• EXTRACTED RECORDS:

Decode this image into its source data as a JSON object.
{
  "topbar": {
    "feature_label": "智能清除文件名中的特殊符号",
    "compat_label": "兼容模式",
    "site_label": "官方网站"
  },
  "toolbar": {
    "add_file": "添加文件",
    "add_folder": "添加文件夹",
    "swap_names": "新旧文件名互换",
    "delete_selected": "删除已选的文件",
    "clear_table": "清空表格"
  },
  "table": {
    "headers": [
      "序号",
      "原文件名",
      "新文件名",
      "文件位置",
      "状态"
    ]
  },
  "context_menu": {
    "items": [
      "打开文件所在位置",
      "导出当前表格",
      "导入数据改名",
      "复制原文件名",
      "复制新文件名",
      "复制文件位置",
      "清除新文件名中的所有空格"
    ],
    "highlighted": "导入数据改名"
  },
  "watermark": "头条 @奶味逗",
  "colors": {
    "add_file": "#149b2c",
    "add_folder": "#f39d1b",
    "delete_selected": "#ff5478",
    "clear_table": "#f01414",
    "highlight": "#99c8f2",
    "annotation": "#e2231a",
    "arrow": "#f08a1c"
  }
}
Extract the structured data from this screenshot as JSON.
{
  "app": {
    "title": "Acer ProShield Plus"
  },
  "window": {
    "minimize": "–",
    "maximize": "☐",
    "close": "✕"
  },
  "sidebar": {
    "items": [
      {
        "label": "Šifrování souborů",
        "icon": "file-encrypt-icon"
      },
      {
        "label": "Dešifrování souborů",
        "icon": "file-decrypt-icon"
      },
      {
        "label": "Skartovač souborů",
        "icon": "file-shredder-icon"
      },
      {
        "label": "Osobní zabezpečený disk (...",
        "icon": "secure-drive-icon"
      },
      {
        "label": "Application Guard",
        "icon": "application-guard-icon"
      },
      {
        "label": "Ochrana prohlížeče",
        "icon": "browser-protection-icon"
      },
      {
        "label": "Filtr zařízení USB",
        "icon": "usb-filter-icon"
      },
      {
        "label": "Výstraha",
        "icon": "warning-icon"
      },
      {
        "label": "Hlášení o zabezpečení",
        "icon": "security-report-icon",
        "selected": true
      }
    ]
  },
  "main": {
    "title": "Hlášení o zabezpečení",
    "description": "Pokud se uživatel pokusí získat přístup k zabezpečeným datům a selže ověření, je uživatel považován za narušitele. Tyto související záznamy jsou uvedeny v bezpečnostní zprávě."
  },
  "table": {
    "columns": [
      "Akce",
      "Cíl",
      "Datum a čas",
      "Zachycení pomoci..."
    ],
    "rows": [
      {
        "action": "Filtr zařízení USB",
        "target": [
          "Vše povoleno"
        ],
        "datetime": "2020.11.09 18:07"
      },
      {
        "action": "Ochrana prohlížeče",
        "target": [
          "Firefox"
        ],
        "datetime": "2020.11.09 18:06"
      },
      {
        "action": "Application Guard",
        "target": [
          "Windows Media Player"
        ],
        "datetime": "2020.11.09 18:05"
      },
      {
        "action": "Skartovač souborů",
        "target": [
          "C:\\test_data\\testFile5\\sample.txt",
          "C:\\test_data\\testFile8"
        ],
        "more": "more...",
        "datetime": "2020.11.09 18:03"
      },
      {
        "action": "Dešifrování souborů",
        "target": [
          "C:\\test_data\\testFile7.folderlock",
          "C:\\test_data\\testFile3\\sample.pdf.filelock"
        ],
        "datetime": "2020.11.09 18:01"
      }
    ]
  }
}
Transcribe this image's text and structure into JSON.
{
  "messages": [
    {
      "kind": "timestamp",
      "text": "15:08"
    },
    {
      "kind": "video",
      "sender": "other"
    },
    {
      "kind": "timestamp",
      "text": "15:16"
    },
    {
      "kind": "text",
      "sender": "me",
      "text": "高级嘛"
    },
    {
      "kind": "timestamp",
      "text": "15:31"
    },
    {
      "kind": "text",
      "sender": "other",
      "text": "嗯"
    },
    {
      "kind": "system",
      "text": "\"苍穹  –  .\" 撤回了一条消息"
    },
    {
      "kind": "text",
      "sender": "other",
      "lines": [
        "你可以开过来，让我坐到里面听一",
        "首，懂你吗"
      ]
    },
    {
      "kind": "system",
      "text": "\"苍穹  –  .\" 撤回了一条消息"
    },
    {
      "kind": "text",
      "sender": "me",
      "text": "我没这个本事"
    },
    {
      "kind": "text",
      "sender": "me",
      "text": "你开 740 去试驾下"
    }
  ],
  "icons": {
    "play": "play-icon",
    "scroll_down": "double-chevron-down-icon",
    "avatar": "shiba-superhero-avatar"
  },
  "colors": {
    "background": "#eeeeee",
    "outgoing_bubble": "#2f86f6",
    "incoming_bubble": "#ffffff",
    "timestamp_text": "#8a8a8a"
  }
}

• AIM: Write down every line of the data exactly as it appears above.

• CORRECT RESULT:
Decode this image into its source data as a JSON object.
{
  "topbar": {
    "feature_label": "智能清除文件名中的特殊符号",
    "compat_label": "兼容模式",
    "site_label": "官方网站"
  },
  "toolbar": {
    "add_file": "添加文件",
    "add_folder": "添加文件夹",
    "swap_names": "新旧文件名互换",
    "delete_selected": "删除已选的文件",
    "clear_table": "清空表格"
  },
  "table": {
    "headers": [
      "序号",
      "原文件名",
      "新文件名",
      "文件位置",
      "状态"
    ]
  },
  "context_menu": {
    "items": [
      "打开文件所在位置",
      "导出当前表格",
      "导入数据改名",
      "复制原文件名",
      "复制新文件名",
      "复制文件位置",
      "清除新文件名中的所有空格"
    ],
    "highlighted": "导入数据改名"
  },
  "watermark": "头条 @奶味逗",
  "colors": {
    "add_file": "#149b2c",
    "add_folder": "#f39d1b",
    "delete_selected": "#ff5478",
    "clear_table": "#f01414",
    "highlight": "#99c8f2",
    "annotation": "#e2231a",
    "arrow": "#f08a1c"
  }
}
Extract the structured data from this screenshot as JSON.
{
  "app": {
    "title": "Acer ProShield Plus"
  },
  "window": {
    "minimize": "–",
    "maximize": "☐",
    "close": "✕"
  },
  "sidebar": {
    "items": [
      {
        "label": "Šifrování souborů",
        "icon": "file-encrypt-icon"
      },
      {
        "label": "Dešifrování souborů",
        "icon": "file-decrypt-icon"
      },
      {
        "label": "Skartovač souborů",
        "icon": "file-shredder-icon"
      },
      {
        "label": "Osobní zabezpečený disk (...",
        "icon": "secure-drive-icon"
      },
      {
        "label": "Application Guard",
        "icon": "application-guard-icon"
      },
      {
        "label": "Ochrana prohlížeče",
        "icon": "browser-protection-icon"
      },
      {
        "label": "Filtr zařízení USB",
        "icon": "usb-filter-icon"
      },
      {
        "label": "Výstraha",
        "icon": "warning-icon"
      },
      {
        "label": "Hlášení o zabezpečení",
        "icon": "security-report-icon",
        "selected": true
      }
    ]
  },
  "main": {
    "title": "Hlášení o zabezpečení",
    "description": "Pokud se uživatel pokusí získat přístup k zabezpečeným datům a selže ověření, je uživatel považován za narušitele. Tyto související záznamy jsou uvedeny v bezpečnostní zprávě."
  },
  "table": {
    "columns": [
      "Akce",
      "Cíl",
      "Datum a čas",
      "Zachycení pomoci..."
    ],
    "rows": [
      {
        "action": "Filtr zařízení USB",
        "target": [
          "Vše povoleno"
        ],
        "datetime": "2020.11.09 18:07"
      },
      {
        "action": "Ochrana prohlížeče",
        "target": [
          "Firefox"
        ],
        "datetime": "2020.11.09 18:06"
      },
      {
        "action": "Application Guard",
        "target": [
          "Windows Media Player"
        ],
        "datetime": "2020.11.09 18:05"
      },
      {
        "action": "Skartovač souborů",
        "target": [
          "C:\\test_data\\testFile5\\sample.txt",
          "C:\\test_data\\testFile8"
        ],
        "more": "more...",
        "datetime": "2020.11.09 18:03"
      },
      {
        "action": "Dešifrování souborů",
        "target": [
          "C:\\test_data\\testFile7.folderlock",
          "C:\\test_data\\testFile3\\sample.pdf.filelock"
        ],
        "datetime": "2020.11.09 18:01"
      }
    ]
  }
}
Transcribe this image's text and structure into JSON.
{
  "messages": [
    {
      "kind": "timestamp",
      "text": "15:08"
    },
    {
      "kind": "video",
      "sender": "other"
    },
    {
      "kind": "timestamp",
      "text": "15:16"
    },
    {
      "kind": "text",
      "sender": "me",
      "text": "高级嘛"
    },
    {
      "kind": "timestamp",
      "text": "15:31"
    },
    {
      "kind": "text",
      "sender": "other",
      "text": "嗯"
    },
    {
      "kind": "system",
      "text": "\"苍穹  –  .\" 撤回了一条消息"
    },
    {
      "kind": "text",
      "sender": "other",
      "lines": [
        "你可以开过来，让我坐到里面听一",
        "首，懂你吗"
      ]
    },
    {
      "kind": "system",
      "text": "\"苍穹  –  .\" 撤回了一条消息"
    },
    {
      "kind": "text",
      "sender": "me",
      "text": "我没这个本事"
    },
    {
      "kind": "text",
      "sender": "me",
      "text": "你开 740 去试驾下"
    }
  ],
  "icons": {
    "play": "play-icon",
    "scroll_down": "double-chevron-down-icon",
    "avatar": "shiba-superhero-avatar"
  },
  "colors": {
    "background": "#eeeeee",
    "outgoing_bubble": "#2f86f6",
    "incoming_bubble": "#ffffff",
    "timestamp_text": "#8a8a8a"
  }
}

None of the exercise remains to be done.